* [The exercise]: Return the whole listing, line for line, without the pictures in it.

(Stored data)
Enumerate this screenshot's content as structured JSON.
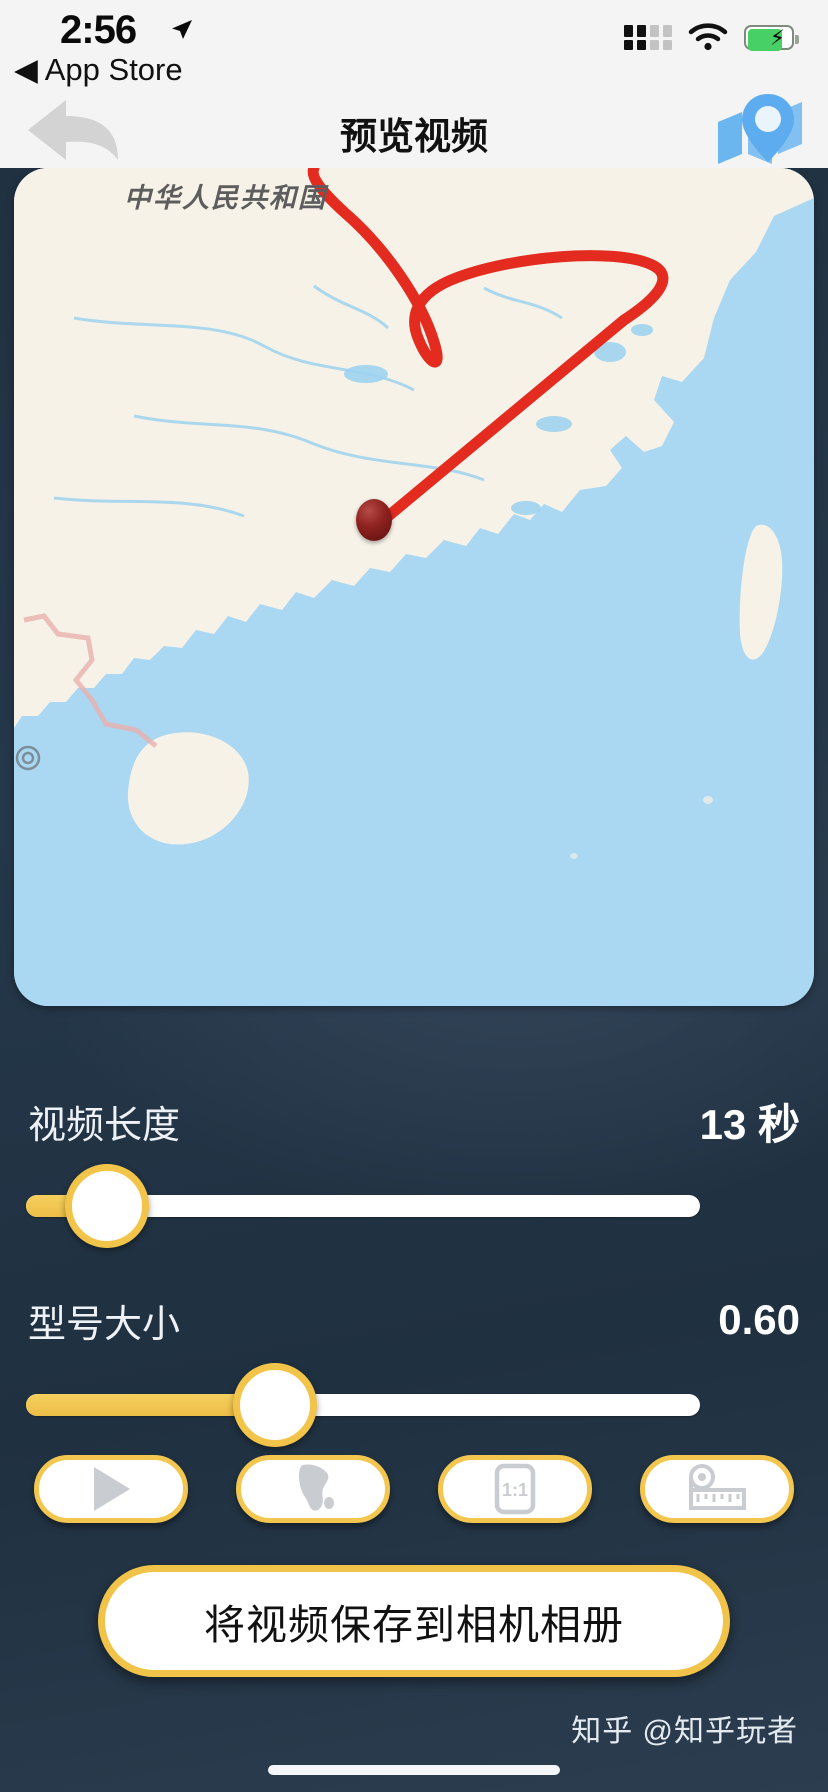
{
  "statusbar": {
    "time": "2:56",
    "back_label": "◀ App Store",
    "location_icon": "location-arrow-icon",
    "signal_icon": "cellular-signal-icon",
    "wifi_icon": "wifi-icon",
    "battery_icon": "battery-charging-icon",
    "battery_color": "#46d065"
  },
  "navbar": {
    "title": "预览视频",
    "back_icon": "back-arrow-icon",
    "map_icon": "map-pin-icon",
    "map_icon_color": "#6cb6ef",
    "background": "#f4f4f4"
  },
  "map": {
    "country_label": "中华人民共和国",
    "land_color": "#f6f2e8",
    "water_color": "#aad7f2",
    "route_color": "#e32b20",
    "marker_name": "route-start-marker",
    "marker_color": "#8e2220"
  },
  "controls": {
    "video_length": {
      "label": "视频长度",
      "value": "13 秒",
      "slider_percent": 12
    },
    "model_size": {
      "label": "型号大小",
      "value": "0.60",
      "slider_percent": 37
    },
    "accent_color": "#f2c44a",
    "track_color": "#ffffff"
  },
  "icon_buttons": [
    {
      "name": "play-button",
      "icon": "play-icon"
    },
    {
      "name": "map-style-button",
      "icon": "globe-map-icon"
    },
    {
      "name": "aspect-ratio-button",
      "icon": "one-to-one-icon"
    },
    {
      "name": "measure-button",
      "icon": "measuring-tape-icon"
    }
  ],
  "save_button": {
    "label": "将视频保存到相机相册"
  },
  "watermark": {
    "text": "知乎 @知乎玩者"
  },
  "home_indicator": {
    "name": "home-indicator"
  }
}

* [Solution below]:
Enumerate this screenshot's content as structured JSON.
{
  "statusbar": {
    "time": "2:56",
    "back_label": "◀ App Store",
    "location_icon": "location-arrow-icon",
    "signal_icon": "cellular-signal-icon",
    "wifi_icon": "wifi-icon",
    "battery_icon": "battery-charging-icon",
    "battery_color": "#46d065"
  },
  "navbar": {
    "title": "预览视频",
    "back_icon": "back-arrow-icon",
    "map_icon": "map-pin-icon",
    "map_icon_color": "#6cb6ef",
    "background": "#f4f4f4"
  },
  "map": {
    "country_label": "中华人民共和国",
    "land_color": "#f6f2e8",
    "water_color": "#aad7f2",
    "route_color": "#e32b20",
    "marker_name": "route-start-marker",
    "marker_color": "#8e2220"
  },
  "controls": {
    "video_length": {
      "label": "视频长度",
      "value": "13 秒",
      "slider_percent": 12
    },
    "model_size": {
      "label": "型号大小",
      "value": "0.60",
      "slider_percent": 37
    },
    "accent_color": "#f2c44a",
    "track_color": "#ffffff"
  },
  "icon_buttons": [
    {
      "name": "play-button",
      "icon": "play-icon"
    },
    {
      "name": "map-style-button",
      "icon": "globe-map-icon"
    },
    {
      "name": "aspect-ratio-button",
      "icon": "one-to-one-icon"
    },
    {
      "name": "measure-button",
      "icon": "measuring-tape-icon"
    }
  ],
  "save_button": {
    "label": "将视频保存到相机相册"
  },
  "watermark": {
    "text": "知乎 @知乎玩者"
  },
  "home_indicator": {
    "name": "home-indicator"
  }
}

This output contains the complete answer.